SET PROBLEM
Output the material beneath exactly, leaving nothing out.

INPUT ROWS

[Start]

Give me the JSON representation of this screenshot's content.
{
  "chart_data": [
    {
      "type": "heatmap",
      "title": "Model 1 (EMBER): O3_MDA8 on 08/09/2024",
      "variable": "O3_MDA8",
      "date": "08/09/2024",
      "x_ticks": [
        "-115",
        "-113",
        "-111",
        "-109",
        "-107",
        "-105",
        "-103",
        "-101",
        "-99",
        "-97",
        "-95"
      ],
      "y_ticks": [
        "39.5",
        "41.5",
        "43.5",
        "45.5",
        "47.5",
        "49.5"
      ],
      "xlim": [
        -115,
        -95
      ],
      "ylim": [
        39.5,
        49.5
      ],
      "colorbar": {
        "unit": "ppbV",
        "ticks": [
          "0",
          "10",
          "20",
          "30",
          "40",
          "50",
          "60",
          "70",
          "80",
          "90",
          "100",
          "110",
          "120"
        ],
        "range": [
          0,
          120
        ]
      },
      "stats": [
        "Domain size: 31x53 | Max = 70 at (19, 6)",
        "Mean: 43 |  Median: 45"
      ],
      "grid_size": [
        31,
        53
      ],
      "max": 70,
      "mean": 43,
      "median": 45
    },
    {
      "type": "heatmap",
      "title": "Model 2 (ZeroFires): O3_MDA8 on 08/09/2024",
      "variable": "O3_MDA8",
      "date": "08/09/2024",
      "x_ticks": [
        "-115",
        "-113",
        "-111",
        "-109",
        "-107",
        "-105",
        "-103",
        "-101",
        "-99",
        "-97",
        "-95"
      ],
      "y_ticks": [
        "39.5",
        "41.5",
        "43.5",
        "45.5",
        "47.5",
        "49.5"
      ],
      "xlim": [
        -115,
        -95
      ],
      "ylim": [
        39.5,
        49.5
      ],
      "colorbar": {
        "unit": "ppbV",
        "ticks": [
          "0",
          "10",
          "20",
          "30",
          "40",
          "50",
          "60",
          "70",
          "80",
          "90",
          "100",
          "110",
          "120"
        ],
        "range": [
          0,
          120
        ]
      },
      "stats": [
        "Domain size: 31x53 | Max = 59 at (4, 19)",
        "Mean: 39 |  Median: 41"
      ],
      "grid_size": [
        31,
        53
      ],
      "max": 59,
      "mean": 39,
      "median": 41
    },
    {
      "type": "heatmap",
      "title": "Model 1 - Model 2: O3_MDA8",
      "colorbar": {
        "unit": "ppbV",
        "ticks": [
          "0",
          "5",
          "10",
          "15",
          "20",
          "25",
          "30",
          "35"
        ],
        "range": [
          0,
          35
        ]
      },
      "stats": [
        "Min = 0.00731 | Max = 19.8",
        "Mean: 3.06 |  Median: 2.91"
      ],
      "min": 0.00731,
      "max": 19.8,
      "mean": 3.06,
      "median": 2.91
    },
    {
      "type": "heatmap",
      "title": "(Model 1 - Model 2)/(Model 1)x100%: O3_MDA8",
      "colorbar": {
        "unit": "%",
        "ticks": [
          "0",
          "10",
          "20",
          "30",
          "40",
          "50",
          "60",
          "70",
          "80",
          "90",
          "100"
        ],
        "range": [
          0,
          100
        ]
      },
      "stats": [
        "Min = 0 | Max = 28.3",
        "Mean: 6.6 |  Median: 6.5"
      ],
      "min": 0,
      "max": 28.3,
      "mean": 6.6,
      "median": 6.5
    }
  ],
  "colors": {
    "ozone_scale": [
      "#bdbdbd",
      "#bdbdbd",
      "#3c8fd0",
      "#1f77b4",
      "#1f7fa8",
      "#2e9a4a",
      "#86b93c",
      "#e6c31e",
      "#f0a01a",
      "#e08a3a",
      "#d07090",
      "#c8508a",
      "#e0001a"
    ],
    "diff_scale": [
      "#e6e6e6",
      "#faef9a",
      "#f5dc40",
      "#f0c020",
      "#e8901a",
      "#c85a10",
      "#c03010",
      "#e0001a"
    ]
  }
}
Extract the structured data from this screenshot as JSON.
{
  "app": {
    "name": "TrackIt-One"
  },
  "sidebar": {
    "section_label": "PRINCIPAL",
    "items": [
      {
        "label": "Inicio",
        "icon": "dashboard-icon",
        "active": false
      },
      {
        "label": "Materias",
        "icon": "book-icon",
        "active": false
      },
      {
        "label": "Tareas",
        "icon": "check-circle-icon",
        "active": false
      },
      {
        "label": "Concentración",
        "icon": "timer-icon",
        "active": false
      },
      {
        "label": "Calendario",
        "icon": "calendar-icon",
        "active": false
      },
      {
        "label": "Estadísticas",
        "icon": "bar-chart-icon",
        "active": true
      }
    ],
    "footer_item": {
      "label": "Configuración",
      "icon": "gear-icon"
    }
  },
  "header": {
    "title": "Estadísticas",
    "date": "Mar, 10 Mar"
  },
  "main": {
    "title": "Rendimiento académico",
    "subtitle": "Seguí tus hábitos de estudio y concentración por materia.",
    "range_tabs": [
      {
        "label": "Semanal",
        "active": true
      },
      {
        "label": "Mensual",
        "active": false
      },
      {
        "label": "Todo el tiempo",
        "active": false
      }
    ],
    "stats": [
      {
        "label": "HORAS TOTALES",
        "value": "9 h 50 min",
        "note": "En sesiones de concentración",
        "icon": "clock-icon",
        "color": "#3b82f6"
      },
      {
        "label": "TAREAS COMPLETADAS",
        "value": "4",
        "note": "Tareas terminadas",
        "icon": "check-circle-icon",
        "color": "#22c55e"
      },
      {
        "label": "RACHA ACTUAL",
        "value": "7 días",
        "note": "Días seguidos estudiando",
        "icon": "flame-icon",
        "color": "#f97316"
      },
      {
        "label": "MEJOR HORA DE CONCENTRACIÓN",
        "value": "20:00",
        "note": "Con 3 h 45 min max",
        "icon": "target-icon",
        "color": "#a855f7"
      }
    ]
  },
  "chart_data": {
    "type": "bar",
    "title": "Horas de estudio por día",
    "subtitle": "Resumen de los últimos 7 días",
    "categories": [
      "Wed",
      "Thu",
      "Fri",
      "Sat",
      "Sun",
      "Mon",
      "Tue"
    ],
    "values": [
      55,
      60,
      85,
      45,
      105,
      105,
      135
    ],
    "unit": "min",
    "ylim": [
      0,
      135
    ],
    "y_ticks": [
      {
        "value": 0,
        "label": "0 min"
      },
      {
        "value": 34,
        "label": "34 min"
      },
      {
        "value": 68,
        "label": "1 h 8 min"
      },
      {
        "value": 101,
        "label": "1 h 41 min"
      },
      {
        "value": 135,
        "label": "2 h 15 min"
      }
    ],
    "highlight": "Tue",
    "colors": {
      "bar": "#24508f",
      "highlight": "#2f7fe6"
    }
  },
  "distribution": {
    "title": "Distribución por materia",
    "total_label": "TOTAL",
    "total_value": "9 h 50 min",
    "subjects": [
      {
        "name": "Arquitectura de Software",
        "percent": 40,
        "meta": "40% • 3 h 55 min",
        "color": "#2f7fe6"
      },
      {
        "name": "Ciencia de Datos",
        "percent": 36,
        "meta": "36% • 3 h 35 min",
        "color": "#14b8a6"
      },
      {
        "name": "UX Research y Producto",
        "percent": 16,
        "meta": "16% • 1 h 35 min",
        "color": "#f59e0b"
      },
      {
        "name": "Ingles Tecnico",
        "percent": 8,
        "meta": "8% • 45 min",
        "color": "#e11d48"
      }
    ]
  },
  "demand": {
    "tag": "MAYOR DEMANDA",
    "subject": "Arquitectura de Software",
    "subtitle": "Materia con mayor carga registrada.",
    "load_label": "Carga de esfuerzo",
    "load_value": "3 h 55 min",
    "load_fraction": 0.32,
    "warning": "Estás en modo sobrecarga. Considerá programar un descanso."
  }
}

[End]

TASK RESPONSE
Give me the JSON representation of this screenshot's content.
{
  "chart_data": [
    {
      "type": "heatmap",
      "title": "Model 1 (EMBER): O3_MDA8 on 08/09/2024",
      "variable": "O3_MDA8",
      "date": "08/09/2024",
      "x_ticks": [
        "-115",
        "-113",
        "-111",
        "-109",
        "-107",
        "-105",
        "-103",
        "-101",
        "-99",
        "-97",
        "-95"
      ],
      "y_ticks": [
        "39.5",
        "41.5",
        "43.5",
        "45.5",
        "47.5",
        "49.5"
      ],
      "xlim": [
        -115,
        -95
      ],
      "ylim": [
        39.5,
        49.5
      ],
      "colorbar": {
        "unit": "ppbV",
        "ticks": [
          "0",
          "10",
          "20",
          "30",
          "40",
          "50",
          "60",
          "70",
          "80",
          "90",
          "100",
          "110",
          "120"
        ],
        "range": [
          0,
          120
        ]
      },
      "stats": [
        "Domain size: 31x53 | Max = 70 at (19, 6)",
        "Mean: 43 |  Median: 45"
      ],
      "grid_size": [
        31,
        53
      ],
      "max": 70,
      "mean": 43,
      "median": 45
    },
    {
      "type": "heatmap",
      "title": "Model 2 (ZeroFires): O3_MDA8 on 08/09/2024",
      "variable": "O3_MDA8",
      "date": "08/09/2024",
      "x_ticks": [
        "-115",
        "-113",
        "-111",
        "-109",
        "-107",
        "-105",
        "-103",
        "-101",
        "-99",
        "-97",
        "-95"
      ],
      "y_ticks": [
        "39.5",
        "41.5",
        "43.5",
        "45.5",
        "47.5",
        "49.5"
      ],
      "xlim": [
        -115,
        -95
      ],
      "ylim": [
        39.5,
        49.5
      ],
      "colorbar": {
        "unit": "ppbV",
        "ticks": [
          "0",
          "10",
          "20",
          "30",
          "40",
          "50",
          "60",
          "70",
          "80",
          "90",
          "100",
          "110",
          "120"
        ],
        "range": [
          0,
          120
        ]
      },
      "stats": [
        "Domain size: 31x53 | Max = 59 at (4, 19)",
        "Mean: 39 |  Median: 41"
      ],
      "grid_size": [
        31,
        53
      ],
      "max": 59,
      "mean": 39,
      "median": 41
    },
    {
      "type": "heatmap",
      "title": "Model 1 - Model 2: O3_MDA8",
      "colorbar": {
        "unit": "ppbV",
        "ticks": [
          "0",
          "5",
          "10",
          "15",
          "20",
          "25",
          "30",
          "35"
        ],
        "range": [
          0,
          35
        ]
      },
      "stats": [
        "Min = 0.00731 | Max = 19.8",
        "Mean: 3.06 |  Median: 2.91"
      ],
      "min": 0.00731,
      "max": 19.8,
      "mean": 3.06,
      "median": 2.91
    },
    {
      "type": "heatmap",
      "title": "(Model 1 - Model 2)/(Model 1)x100%: O3_MDA8",
      "colorbar": {
        "unit": "%",
        "ticks": [
          "0",
          "10",
          "20",
          "30",
          "40",
          "50",
          "60",
          "70",
          "80",
          "90",
          "100"
        ],
        "range": [
          0,
          100
        ]
      },
      "stats": [
        "Min = 0 | Max = 28.3",
        "Mean: 6.6 |  Median: 6.5"
      ],
      "min": 0,
      "max": 28.3,
      "mean": 6.6,
      "median": 6.5
    }
  ],
  "colors": {
    "ozone_scale": [
      "#bdbdbd",
      "#bdbdbd",
      "#3c8fd0",
      "#1f77b4",
      "#1f7fa8",
      "#2e9a4a",
      "#86b93c",
      "#e6c31e",
      "#f0a01a",
      "#e08a3a",
      "#d07090",
      "#c8508a",
      "#e0001a"
    ],
    "diff_scale": [
      "#e6e6e6",
      "#faef9a",
      "#f5dc40",
      "#f0c020",
      "#e8901a",
      "#c85a10",
      "#c03010",
      "#e0001a"
    ]
  }
}
Extract the structured data from this screenshot as JSON.
{
  "app": {
    "name": "TrackIt-One"
  },
  "sidebar": {
    "section_label": "PRINCIPAL",
    "items": [
      {
        "label": "Inicio",
        "icon": "dashboard-icon",
        "active": false
      },
      {
        "label": "Materias",
        "icon": "book-icon",
        "active": false
      },
      {
        "label": "Tareas",
        "icon": "check-circle-icon",
        "active": false
      },
      {
        "label": "Concentración",
        "icon": "timer-icon",
        "active": false
      },
      {
        "label": "Calendario",
        "icon": "calendar-icon",
        "active": false
      },
      {
        "label": "Estadísticas",
        "icon": "bar-chart-icon",
        "active": true
      }
    ],
    "footer_item": {
      "label": "Configuración",
      "icon": "gear-icon"
    }
  },
  "header": {
    "title": "Estadísticas",
    "date": "Mar, 10 Mar"
  },
  "main": {
    "title": "Rendimiento académico",
    "subtitle": "Seguí tus hábitos de estudio y concentración por materia.",
    "range_tabs": [
      {
        "label": "Semanal",
        "active": true
      },
      {
        "label": "Mensual",
        "active": false
      },
      {
        "label": "Todo el tiempo",
        "active": false
      }
    ],
    "stats": [
      {
        "label": "HORAS TOTALES",
        "value": "9 h 50 min",
        "note": "En sesiones de concentración",
        "icon": "clock-icon",
        "color": "#3b82f6"
      },
      {
        "label": "TAREAS COMPLETADAS",
        "value": "4",
        "note": "Tareas terminadas",
        "icon": "check-circle-icon",
        "color": "#22c55e"
      },
      {
        "label": "RACHA ACTUAL",
        "value": "7 días",
        "note": "Días seguidos estudiando",
        "icon": "flame-icon",
        "color": "#f97316"
      },
      {
        "label": "MEJOR HORA DE CONCENTRACIÓN",
        "value": "20:00",
        "note": "Con 3 h 45 min max",
        "icon": "target-icon",
        "color": "#a855f7"
      }
    ]
  },
  "chart_data": {
    "type": "bar",
    "title": "Horas de estudio por día",
    "subtitle": "Resumen de los últimos 7 días",
    "categories": [
      "Wed",
      "Thu",
      "Fri",
      "Sat",
      "Sun",
      "Mon",
      "Tue"
    ],
    "values": [
      55,
      60,
      85,
      45,
      105,
      105,
      135
    ],
    "unit": "min",
    "ylim": [
      0,
      135
    ],
    "y_ticks": [
      {
        "value": 0,
        "label": "0 min"
      },
      {
        "value": 34,
        "label": "34 min"
      },
      {
        "value": 68,
        "label": "1 h 8 min"
      },
      {
        "value": 101,
        "label": "1 h 41 min"
      },
      {
        "value": 135,
        "label": "2 h 15 min"
      }
    ],
    "highlight": "Tue",
    "colors": {
      "bar": "#24508f",
      "highlight": "#2f7fe6"
    }
  },
  "distribution": {
    "title": "Distribución por materia",
    "total_label": "TOTAL",
    "total_value": "9 h 50 min",
    "subjects": [
      {
        "name": "Arquitectura de Software",
        "percent": 40,
        "meta": "40% • 3 h 55 min",
        "color": "#2f7fe6"
      },
      {
        "name": "Ciencia de Datos",
        "percent": 36,
        "meta": "36% • 3 h 35 min",
        "color": "#14b8a6"
      },
      {
        "name": "UX Research y Producto",
        "percent": 16,
        "meta": "16% • 1 h 35 min",
        "color": "#f59e0b"
      },
      {
        "name": "Ingles Tecnico",
        "percent": 8,
        "meta": "8% • 45 min",
        "color": "#e11d48"
      }
    ]
  },
  "demand": {
    "tag": "MAYOR DEMANDA",
    "subject": "Arquitectura de Software",
    "subtitle": "Materia con mayor carga registrada.",
    "load_label": "Carga de esfuerzo",
    "load_value": "3 h 55 min",
    "load_fraction": 0.32,
    "warning": "Estás en modo sobrecarga. Considerá programar un descanso."
  }
}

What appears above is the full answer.